2017年03月06日

◆万全な目配りが必要な日米関係の構築

櫻井よしこ



大統領補佐官の辞任は政権内の闘争か 

ドナルド・トランプ米大統領の政策や決定を評する中で最も頻繁に使われ
る語彙が衝動的、或いは直感的という言葉である。
 
CNNの政治討論番組で、論者の1人がトランプ氏を見ているとベーブ・
ルースを思い出すと言った。アメリカ野球界の英雄、ベーブ・ルースはあ
る日「なぜそんなにホームランを打てるのか」と問われ、「ただ直感的に
打っているのさ」と答えたそうだ。トランプ氏も、なぜこのような決定を
したのかと問われると、「直感的に決めたんだ」と答えることが多いとい
うわけだ。
 
この主張に対して別の論者が、「直感的に打ったベーブ・ルースだって、
空振りは多くあったよね」と皮肉った。
 
国家安全保障担当、マイケル・フリン大統領補佐官の辞任をこんなジョー
クで語るのは適切でないかもしれない。また元々、共和党には批判的で、
かつ、トランプ政権には非常に強い反感を示している米国のリベラルなメ
ディアの報道をそのまま受けとめるのも適切ではないだろう。
 
だが、その点を考慮したうえでも尚、実感するのは、政権発足からひと月
も経たない2月13日のフリン氏の辞任は、トランプ政権内の権力闘争や一
貫性を欠く不合理な政策の象徴なのではないかという思いであり、政権の
未来展望に疑問を抱かざるを得ないということだ。
 
共和党の多数がトランプ氏を批判していた大統領選の最中から、トランプ
氏支持を打ち出したフリン氏は、大統領に最も近い人物の一人だ。
 
その人物が、昨年12月29日、まだバラク・オバマ氏が大統領だった時に、
複数回にわたって駐米ロシア大使と電話で語り合い、対露制裁見直しの可
能性を話し合ったのではないかとの疑惑が報じられた。
 
当初、フリン氏は疑惑を否定したが、「ワシントン・ポスト」紙が、2月9
日、フリン氏は「トランプ政権発足後、制裁を見直す方針だ」とロシア大
使に伝えていたと、複数の人々の証言を元に報じた。会話の録音も存在
し、司法省はフリン氏がロシアから脅迫を受ける危険性があることまで、
「政権」に報告していたというのである。
 
フリン氏はロシア大使と電話会談した時点ではまだ「民間人」だ。民間人
は外国政府と外交を協議することを法で禁じられており、フリン氏は違法
行為をしていたことになる。その証拠を当局が録音していたことも驚きで
ある。

● **この演習の課題**:
**1)** 本文の内容を2文でまとめてください。
**2)** 本文のうち、「国家安全保障担当、マイケル・フリン大統領補佐官の辞任をこんなジョー」で始まり「未来展望に疑問を抱かざるを得ないということだ。」まで続く部分を、一字一句そのまま書き写してください。
データの行は、どの作業にも使いません。

(データソースから取った記録)
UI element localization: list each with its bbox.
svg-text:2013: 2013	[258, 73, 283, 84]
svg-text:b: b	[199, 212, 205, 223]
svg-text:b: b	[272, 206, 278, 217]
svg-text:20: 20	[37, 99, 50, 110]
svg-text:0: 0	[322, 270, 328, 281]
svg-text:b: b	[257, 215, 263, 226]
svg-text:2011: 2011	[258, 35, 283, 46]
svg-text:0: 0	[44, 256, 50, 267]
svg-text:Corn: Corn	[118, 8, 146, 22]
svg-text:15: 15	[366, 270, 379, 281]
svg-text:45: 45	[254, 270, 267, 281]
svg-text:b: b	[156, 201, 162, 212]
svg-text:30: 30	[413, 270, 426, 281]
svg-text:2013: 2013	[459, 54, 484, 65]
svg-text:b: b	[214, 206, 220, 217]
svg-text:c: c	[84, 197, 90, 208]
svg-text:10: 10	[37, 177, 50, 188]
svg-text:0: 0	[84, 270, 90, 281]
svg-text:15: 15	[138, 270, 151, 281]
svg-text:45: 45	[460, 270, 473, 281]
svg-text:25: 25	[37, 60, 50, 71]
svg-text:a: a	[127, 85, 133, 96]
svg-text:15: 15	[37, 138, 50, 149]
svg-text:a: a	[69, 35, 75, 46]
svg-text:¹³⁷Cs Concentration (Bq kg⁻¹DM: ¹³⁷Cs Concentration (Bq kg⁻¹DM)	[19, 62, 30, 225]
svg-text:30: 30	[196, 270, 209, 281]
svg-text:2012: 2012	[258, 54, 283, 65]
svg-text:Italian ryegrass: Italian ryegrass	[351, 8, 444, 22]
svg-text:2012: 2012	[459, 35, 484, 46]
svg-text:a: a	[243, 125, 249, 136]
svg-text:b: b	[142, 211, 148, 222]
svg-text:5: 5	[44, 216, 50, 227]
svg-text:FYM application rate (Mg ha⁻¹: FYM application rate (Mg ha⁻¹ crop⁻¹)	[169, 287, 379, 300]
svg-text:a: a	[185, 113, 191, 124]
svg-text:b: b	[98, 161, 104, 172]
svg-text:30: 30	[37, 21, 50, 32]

● **課題の答え**:
**1)** トランプ大統領の決定は衝動的、あるいは直感的とよく評され、政権発足からひと月も経たない2月13日のフリン大統領補佐官の辞任は、政権内の権力闘争や一貫性を欠く不合理な政策の象徴ではないかと筆者は見ている。フリン氏は民間人だった昨年12月29日に駐米ロシア大使と電話で対露制裁の見直しについて話し合ったと報じられ、民間人が外国政府と外交を協議することは法で禁じられているため、違法行為をしていたことになる。

**2)**
国家安全保障担当、マイケル・フリン大統領補佐官の辞任をこんなジョー
クで語るのは適切でないかもしれない。また元々、共和党には批判的で、
かつ、トランプ政権には非常に強い反感を示している米国のリベラルなメ
ディアの報道をそのまま受けとめるのも適切ではないだろう。
 
だが、その点を考慮したうえでも尚、実感するのは、政権発足からひと月
も経たない2月13日のフリン氏の辞任は、トランプ政権内の権力闘争や一
貫性を欠く不合理な政策の象徴なのではないかという思いであり、政権の
未来展望に疑問を抱かざるを得ないということだ。